**DIRECTIONS FOR THIS TASK:** Give every line again exactly as it appears, please, but not the pictures.
**** INPUT RECORDS ****
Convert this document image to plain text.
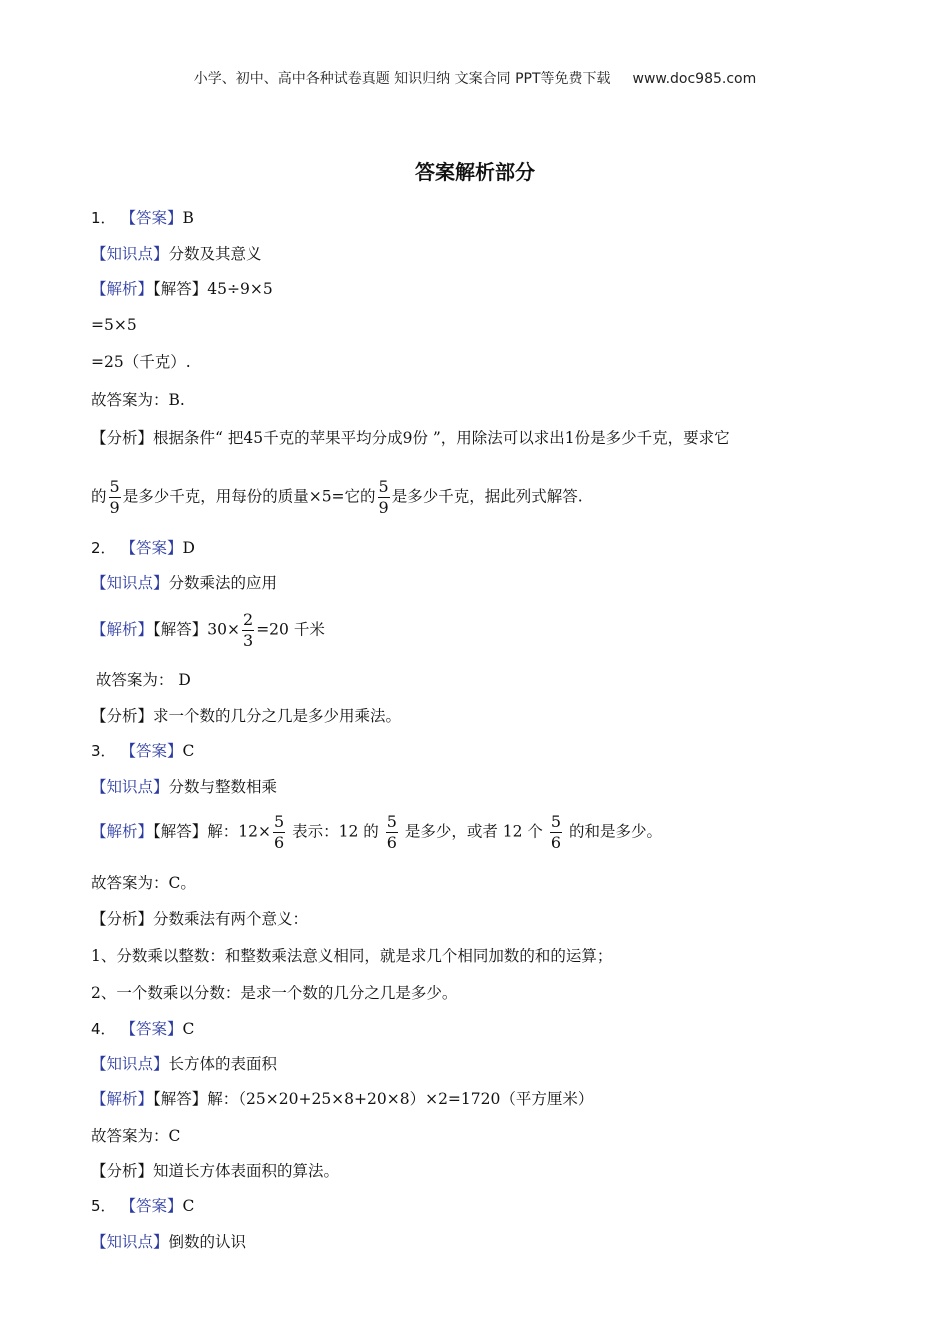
小学、初中、高中各种试卷真题 知识归纳 文案合同 PPT等免费下载 www.doc985.com
答案解析部分
1． 【答案】B
【知识点】分数及其意义
【解析】【解答】45÷9×5
=5×5
=25（千克）.
故答案为：B.
【分析】根据条件“ 把45千克的苹果平均分成9份 ”，用除法可以求出1份是多少千克，要求它
的 $\frac{5}{9}$ 是多少千克，用每份的质量×5=它的 $\frac{5}{9}$ 是多少千克，据此列式解答.
2． 【答案】D
【知识点】分数乘法的应用
【解析】【解答】$30\times \frac{2}{3} =20$ 千米
故答案为： D
【分析】求一个数的几分之几是多少用乘法。
3． 【答案】C
【知识点】分数与整数相乘
【解析】【解答】解：$12\times \frac{5}{6}$ 表示：12 的 $\frac{5}{6}$ 是多少，或者 12 个 $\frac{5}{6}$ 的和是多少。
故答案为：C。
【分析】分数乘法有两个意义：
1、分数乘以整数：和整数乘法意义相同，就是求几个相同加数的和的运算；
2、一个数乘以分数：是求一个数的几分之几是多少。
4． 【答案】C
【知识点】长方体的表面积
【解析】【解答】解：（25×20+25×8+20×8）×2=1720（平方厘米）
故答案为：C
【分析】知道长方体表面积的算法。
5． 【答案】C
【知识点】倒数的认识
****
**IN RESPONSE:**
Convert this document image to plain text.
小学、初中、高中各种试卷真题 知识归纳 文案合同 PPT等免费下载 www.doc985.com
答案解析部分
1． 【答案】B
【知识点】分数及其意义
【解析】【解答】45÷9×5
=5×5
=25（千克）.
故答案为：B.
【分析】根据条件“ 把45千克的苹果平均分成9份 ”，用除法可以求出1份是多少千克，要求它
的 $\frac{5}{9}$ 是多少千克，用每份的质量×5=它的 $\frac{5}{9}$ 是多少千克，据此列式解答.
2． 【答案】D
【知识点】分数乘法的应用
【解析】【解答】$30\times \frac{2}{3} =20$ 千米
故答案为： D
【分析】求一个数的几分之几是多少用乘法。
3． 【答案】C
【知识点】分数与整数相乘
【解析】【解答】解：$12\times \frac{5}{6}$ 表示：12 的 $\frac{5}{6}$ 是多少，或者 12 个 $\frac{5}{6}$ 的和是多少。
故答案为：C。
【分析】分数乘法有两个意义：
1、分数乘以整数：和整数乘法意义相同，就是求几个相同加数的和的运算；
2、一个数乘以分数：是求一个数的几分之几是多少。
4． 【答案】C
【知识点】长方体的表面积
【解析】【解答】解：（25×20+25×8+20×8）×2=1720（平方厘米）
故答案为：C
【分析】知道长方体表面积的算法。
5． 【答案】C
【知识点】倒数的认识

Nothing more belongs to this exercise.